WORK TO COMPLETE:
Give every entry again, word for word and in full.

MATERIAL:

------------------------

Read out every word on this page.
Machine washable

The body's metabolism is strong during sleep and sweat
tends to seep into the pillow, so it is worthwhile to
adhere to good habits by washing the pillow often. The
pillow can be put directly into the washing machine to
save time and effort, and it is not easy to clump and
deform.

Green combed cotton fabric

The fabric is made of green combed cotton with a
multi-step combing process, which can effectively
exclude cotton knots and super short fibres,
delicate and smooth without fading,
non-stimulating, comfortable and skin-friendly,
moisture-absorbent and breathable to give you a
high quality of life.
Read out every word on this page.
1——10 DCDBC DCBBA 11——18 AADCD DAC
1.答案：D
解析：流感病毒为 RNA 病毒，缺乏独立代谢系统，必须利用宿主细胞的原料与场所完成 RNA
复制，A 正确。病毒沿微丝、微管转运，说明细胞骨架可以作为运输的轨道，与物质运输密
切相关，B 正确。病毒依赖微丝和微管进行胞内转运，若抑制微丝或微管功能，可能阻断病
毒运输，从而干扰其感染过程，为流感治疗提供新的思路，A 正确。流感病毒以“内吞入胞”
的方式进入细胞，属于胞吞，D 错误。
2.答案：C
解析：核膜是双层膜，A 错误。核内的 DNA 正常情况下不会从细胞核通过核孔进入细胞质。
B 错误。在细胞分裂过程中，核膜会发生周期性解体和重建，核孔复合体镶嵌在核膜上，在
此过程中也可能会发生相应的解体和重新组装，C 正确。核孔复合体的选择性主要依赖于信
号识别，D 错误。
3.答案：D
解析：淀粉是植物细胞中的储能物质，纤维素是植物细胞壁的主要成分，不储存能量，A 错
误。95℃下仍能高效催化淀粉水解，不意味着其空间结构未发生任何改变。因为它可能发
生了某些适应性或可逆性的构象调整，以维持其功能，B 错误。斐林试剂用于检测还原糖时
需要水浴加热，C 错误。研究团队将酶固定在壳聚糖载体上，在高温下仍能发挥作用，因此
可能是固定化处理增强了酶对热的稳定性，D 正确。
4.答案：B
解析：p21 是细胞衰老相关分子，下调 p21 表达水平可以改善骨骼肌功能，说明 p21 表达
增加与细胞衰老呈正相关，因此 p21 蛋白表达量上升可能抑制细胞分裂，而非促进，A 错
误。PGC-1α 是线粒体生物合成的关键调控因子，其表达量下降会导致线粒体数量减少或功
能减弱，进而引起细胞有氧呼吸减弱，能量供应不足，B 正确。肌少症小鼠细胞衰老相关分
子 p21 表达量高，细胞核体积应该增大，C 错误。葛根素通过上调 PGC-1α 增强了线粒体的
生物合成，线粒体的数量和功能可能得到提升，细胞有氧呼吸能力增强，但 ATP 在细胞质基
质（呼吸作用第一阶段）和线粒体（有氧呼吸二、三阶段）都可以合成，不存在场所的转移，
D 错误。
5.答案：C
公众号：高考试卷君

------------------------

RESPONSE TO THIS TASK:
Read out every word on this page.
Machine washable

The body's metabolism is strong during sleep and sweat
tends to seep into the pillow, so it is worthwhile to
adhere to good habits by washing the pillow often. The
pillow can be put directly into the washing machine to
save time and effort, and it is not easy to clump and
deform.

Green combed cotton fabric

The fabric is made of green combed cotton with a
multi-step combing process, which can effectively
exclude cotton knots and super short fibres,
delicate and smooth without fading,
non-stimulating, comfortable and skin-friendly,
moisture-absorbent and breathable to give you a
high quality of life.
Read out every word on this page.
1——10 DCDBC DCBBA 11——18 AADCD DAC
1.答案：D
解析：流感病毒为 RNA 病毒，缺乏独立代谢系统，必须利用宿主细胞的原料与场所完成 RNA
复制，A 正确。病毒沿微丝、微管转运，说明细胞骨架可以作为运输的轨道，与物质运输密
切相关，B 正确。病毒依赖微丝和微管进行胞内转运，若抑制微丝或微管功能，可能阻断病
毒运输，从而干扰其感染过程，为流感治疗提供新的思路，A 正确。流感病毒以“内吞入胞”
的方式进入细胞，属于胞吞，D 错误。
2.答案：C
解析：核膜是双层膜，A 错误。核内的 DNA 正常情况下不会从细胞核通过核孔进入细胞质。
B 错误。在细胞分裂过程中，核膜会发生周期性解体和重建，核孔复合体镶嵌在核膜上，在
此过程中也可能会发生相应的解体和重新组装，C 正确。核孔复合体的选择性主要依赖于信
号识别，D 错误。
3.答案：D
解析：淀粉是植物细胞中的储能物质，纤维素是植物细胞壁的主要成分，不储存能量，A 错
误。95℃下仍能高效催化淀粉水解，不意味着其空间结构未发生任何改变。因为它可能发
生了某些适应性或可逆性的构象调整，以维持其功能，B 错误。斐林试剂用于检测还原糖时
需要水浴加热，C 错误。研究团队将酶固定在壳聚糖载体上，在高温下仍能发挥作用，因此
可能是固定化处理增强了酶对热的稳定性，D 正确。
4.答案：B
解析：p21 是细胞衰老相关分子，下调 p21 表达水平可以改善骨骼肌功能，说明 p21 表达
增加与细胞衰老呈正相关，因此 p21 蛋白表达量上升可能抑制细胞分裂，而非促进，A 错
误。PGC-1α 是线粒体生物合成的关键调控因子，其表达量下降会导致线粒体数量减少或功
能减弱，进而引起细胞有氧呼吸减弱，能量供应不足，B 正确。肌少症小鼠细胞衰老相关分
子 p21 表达量高，细胞核体积应该增大，C 错误。葛根素通过上调 PGC-1α 增强了线粒体的
生物合成，线粒体的数量和功能可能得到提升，细胞有氧呼吸能力增强，但 ATP 在细胞质基
质（呼吸作用第一阶段）和线粒体（有氧呼吸二、三阶段）都可以合成，不存在场所的转移，
D 错误。
5.答案：C
公众号：高考试卷君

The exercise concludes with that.